--- Data supplied ---
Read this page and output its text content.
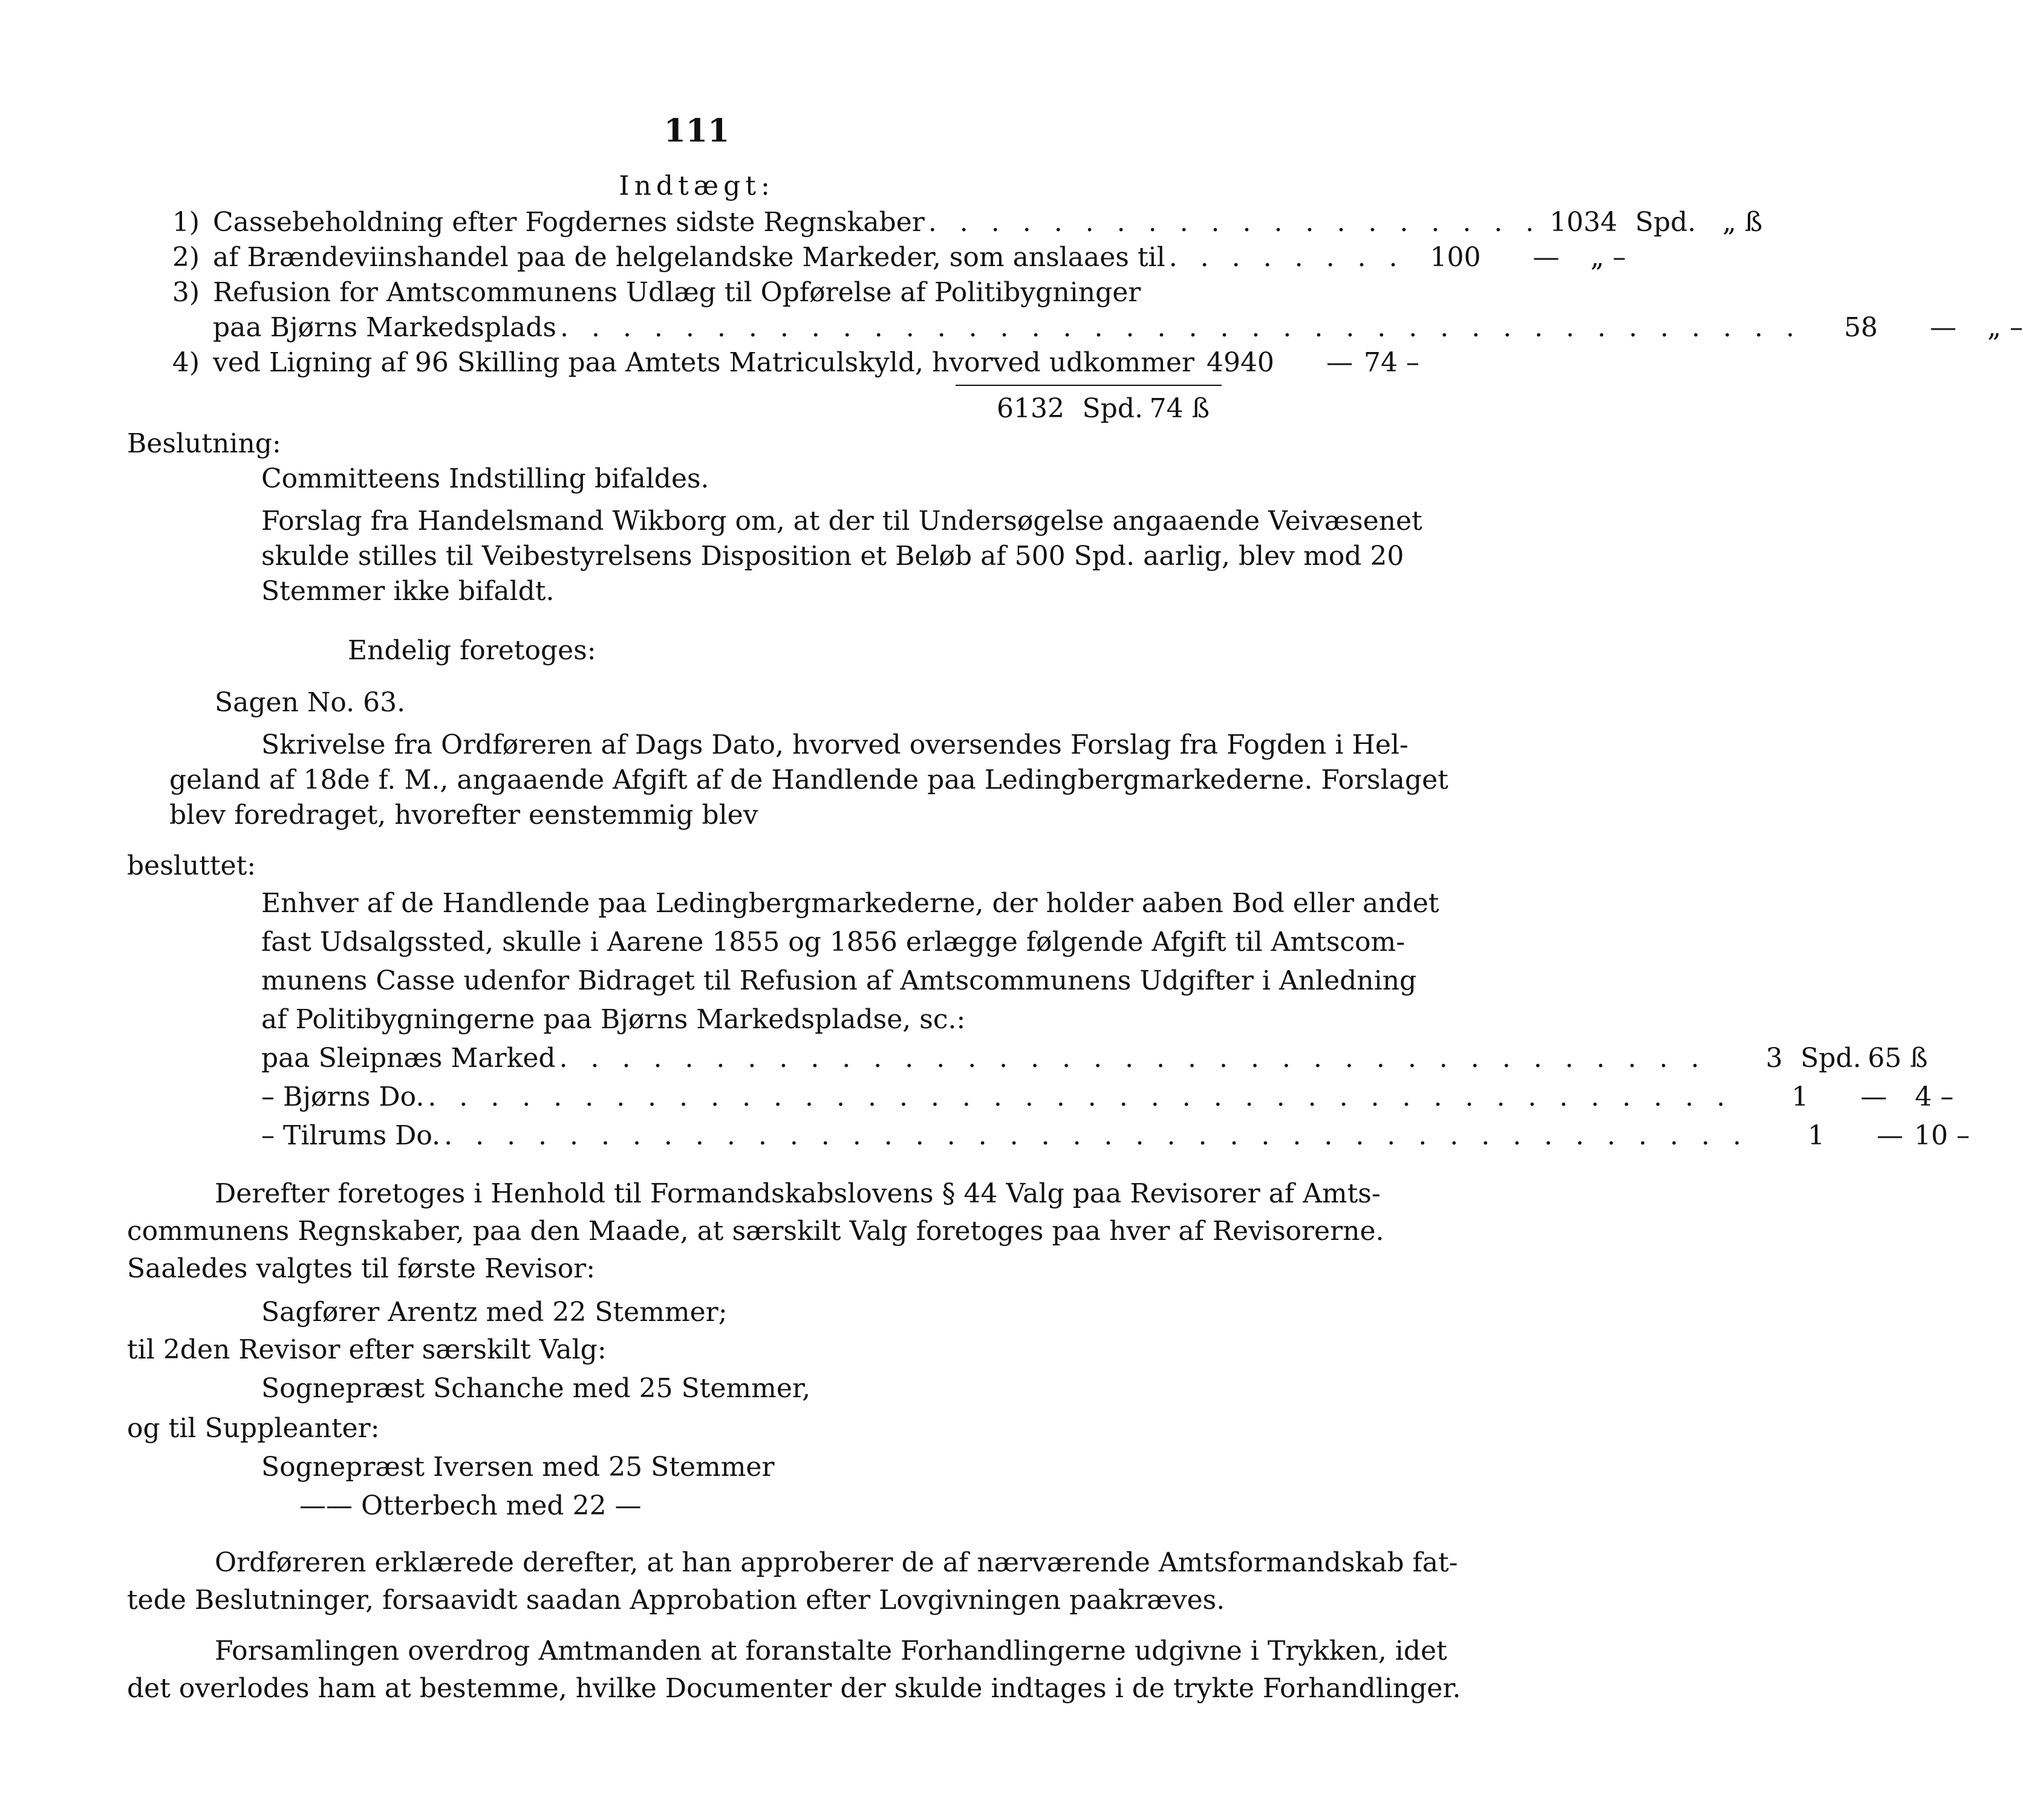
111
Indtægt:
1) Cassebeholdning efter Fogdernes sidste Regnskaber . . . . . . . . . . . . . . . . . . . . 1034 Spd. „ ß
2) af Brændeviinshandel paa de helgelandske Markeder, som anslaaes til . . . . . . . . 100	—	„ –
3) Refusion for Amtscommunens Udlæg til Opførelse af Politibygninger
paa Bjørns Markedsplads . . . . . . . . . . . . . . . . . . . . . . . . . . . . . . . . . . . . . . . .	58	—	„ –
4) ved Ligning af 96 Skilling paa Amtets Matriculskyld, hvorved udkommer 4940	— 74 –
6132 Spd. 74 ß
Beslutning:
Committeens Indstilling bifaldes.
Forslag fra Handelsmand Wikborg om, at der til Undersøgelse angaaende Veivæsenet
skulde stilles til Veibestyrelsens Disposition et Beløb af 500 Spd. aarlig, blev mod 20
Stemmer ikke bifaldt.
Endelig foretoges:
Sagen No. 63.
Skrivelse fra Ordføreren af Dags Dato, hvorved oversendes Forslag fra Fogden i Hel-
geland af 18de f. M., angaaende Afgift af de Handlende paa Ledingbergmarkederne. Forslaget
blev foredraget, hvorefter eenstemmig blev
besluttet:
Enhver af de Handlende paa Ledingbergmarkederne, der holder aaben Bod eller andet
fast Udsalgssted, skulle i Aarene 1855 og 1856 erlægge følgende Afgift til Amtscom-
munens Casse udenfor Bidraget til Refusion af Amtscommunens Udgifter i Anledning
af Politibygningerne paa Bjørns Markedspladse, sc.:
paa Sleipnæs Marked . . . . . . . . . . . . . . . . . . . . . . . . . . . . . . . . . . . . .	3 Spd. 65 ß
– Bjørns Do. . . . . . . . . . . . . . . . . . . . . . . . . . . . . . . . . . . . . . . . . . .	1	—	4 –
– Tilrums Do. . . . . . . . . . . . . . . . . . . . . . . . . . . . . . . . . . . . . . . . . . .	1	— 10 –
Derefter foretoges i Henhold til Formandskabslovens § 44 Valg paa Revisorer af Amts-
communens Regnskaber, paa den Maade, at særskilt Valg foretoges paa hver af Revisorerne.
Saaledes valgtes til første Revisor:
Sagfører Arentz med 22 Stemmer;
til 2den Revisor efter særskilt Valg:
Sognepræst Schanche med 25 Stemmer,
og til Suppleanter:
Sognepræst Iversen med 25 Stemmer
—— Otterbech med 22 —
Ordføreren erklærede derefter, at han approberer de af nærværende Amtsformandskab fat-
tede Beslutninger, forsaavidt saadan Approbation efter Lovgivningen paakræves.
Forsamlingen overdrog Amtmanden at foranstalte Forhandlingerne udgivne i Trykken, idet
det overlodes ham at bestemme, hvilke Documenter der skulde indtages i de trykte Forhandlinger.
---
- [Given request]
From the entries above, output every line exactly and omit any image.

- [Worked solution]
Read this page and output its text content.
111
Indtægt:
1) Cassebeholdning efter Fogdernes sidste Regnskaber . . . . . . . . . . . . . . . . . . . . 1034 Spd. „ ß
2) af Brændeviinshandel paa de helgelandske Markeder, som anslaaes til . . . . . . . . 100	—	„ –
3) Refusion for Amtscommunens Udlæg til Opførelse af Politibygninger
paa Bjørns Markedsplads . . . . . . . . . . . . . . . . . . . . . . . . . . . . . . . . . . . . . . . .	58	—	„ –
4) ved Ligning af 96 Skilling paa Amtets Matriculskyld, hvorved udkommer 4940	— 74 –
6132 Spd. 74 ß
Beslutning:
Committeens Indstilling bifaldes.
Forslag fra Handelsmand Wikborg om, at der til Undersøgelse angaaende Veivæsenet
skulde stilles til Veibestyrelsens Disposition et Beløb af 500 Spd. aarlig, blev mod 20
Stemmer ikke bifaldt.
Endelig foretoges:
Sagen No. 63.
Skrivelse fra Ordføreren af Dags Dato, hvorved oversendes Forslag fra Fogden i Hel-
geland af 18de f. M., angaaende Afgift af de Handlende paa Ledingbergmarkederne. Forslaget
blev foredraget, hvorefter eenstemmig blev
besluttet:
Enhver af de Handlende paa Ledingbergmarkederne, der holder aaben Bod eller andet
fast Udsalgssted, skulle i Aarene 1855 og 1856 erlægge følgende Afgift til Amtscom-
munens Casse udenfor Bidraget til Refusion af Amtscommunens Udgifter i Anledning
af Politibygningerne paa Bjørns Markedspladse, sc.:
paa Sleipnæs Marked . . . . . . . . . . . . . . . . . . . . . . . . . . . . . . . . . . . . .	3 Spd. 65 ß
– Bjørns Do. . . . . . . . . . . . . . . . . . . . . . . . . . . . . . . . . . . . . . . . . . .	1	—	4 –
– Tilrums Do. . . . . . . . . . . . . . . . . . . . . . . . . . . . . . . . . . . . . . . . . . .	1	— 10 –
Derefter foretoges i Henhold til Formandskabslovens § 44 Valg paa Revisorer af Amts-
communens Regnskaber, paa den Maade, at særskilt Valg foretoges paa hver af Revisorerne.
Saaledes valgtes til første Revisor:
Sagfører Arentz med 22 Stemmer;
til 2den Revisor efter særskilt Valg:
Sognepræst Schanche med 25 Stemmer,
og til Suppleanter:
Sognepræst Iversen med 25 Stemmer
—— Otterbech med 22 —
Ordføreren erklærede derefter, at han approberer de af nærværende Amtsformandskab fat-
tede Beslutninger, forsaavidt saadan Approbation efter Lovgivningen paakræves.
Forsamlingen overdrog Amtmanden at foranstalte Forhandlingerne udgivne i Trykken, idet
det overlodes ham at bestemme, hvilke Documenter der skulde indtages i de trykte Forhandlinger.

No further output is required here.